### Problem statement:
Answer with one number only: the number of lines that include the word "this".

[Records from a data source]
= = =

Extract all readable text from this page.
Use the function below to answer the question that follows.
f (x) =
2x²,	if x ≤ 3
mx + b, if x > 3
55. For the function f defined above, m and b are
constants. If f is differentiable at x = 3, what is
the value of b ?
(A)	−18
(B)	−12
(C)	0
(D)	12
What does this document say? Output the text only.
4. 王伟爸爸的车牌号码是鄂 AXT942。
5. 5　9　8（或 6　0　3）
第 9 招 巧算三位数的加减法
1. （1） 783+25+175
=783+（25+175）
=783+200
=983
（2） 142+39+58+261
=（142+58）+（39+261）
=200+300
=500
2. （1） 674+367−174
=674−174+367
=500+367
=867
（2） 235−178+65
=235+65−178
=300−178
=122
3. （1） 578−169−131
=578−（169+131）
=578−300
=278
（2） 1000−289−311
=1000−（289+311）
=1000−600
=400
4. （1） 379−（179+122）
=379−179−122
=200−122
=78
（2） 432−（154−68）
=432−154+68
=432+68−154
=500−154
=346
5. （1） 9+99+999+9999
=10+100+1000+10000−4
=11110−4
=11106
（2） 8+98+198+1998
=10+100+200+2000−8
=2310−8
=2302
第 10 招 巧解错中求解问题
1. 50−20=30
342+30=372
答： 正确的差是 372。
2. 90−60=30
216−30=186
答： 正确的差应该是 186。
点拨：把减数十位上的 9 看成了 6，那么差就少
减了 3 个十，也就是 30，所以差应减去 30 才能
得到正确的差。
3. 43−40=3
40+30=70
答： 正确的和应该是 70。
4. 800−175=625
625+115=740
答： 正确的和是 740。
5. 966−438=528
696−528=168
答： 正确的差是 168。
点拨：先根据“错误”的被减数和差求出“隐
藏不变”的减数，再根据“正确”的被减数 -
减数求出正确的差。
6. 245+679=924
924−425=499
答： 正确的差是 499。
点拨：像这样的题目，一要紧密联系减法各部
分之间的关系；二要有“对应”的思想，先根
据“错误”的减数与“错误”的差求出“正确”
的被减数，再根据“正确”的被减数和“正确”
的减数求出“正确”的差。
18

= = =

### The answer:
2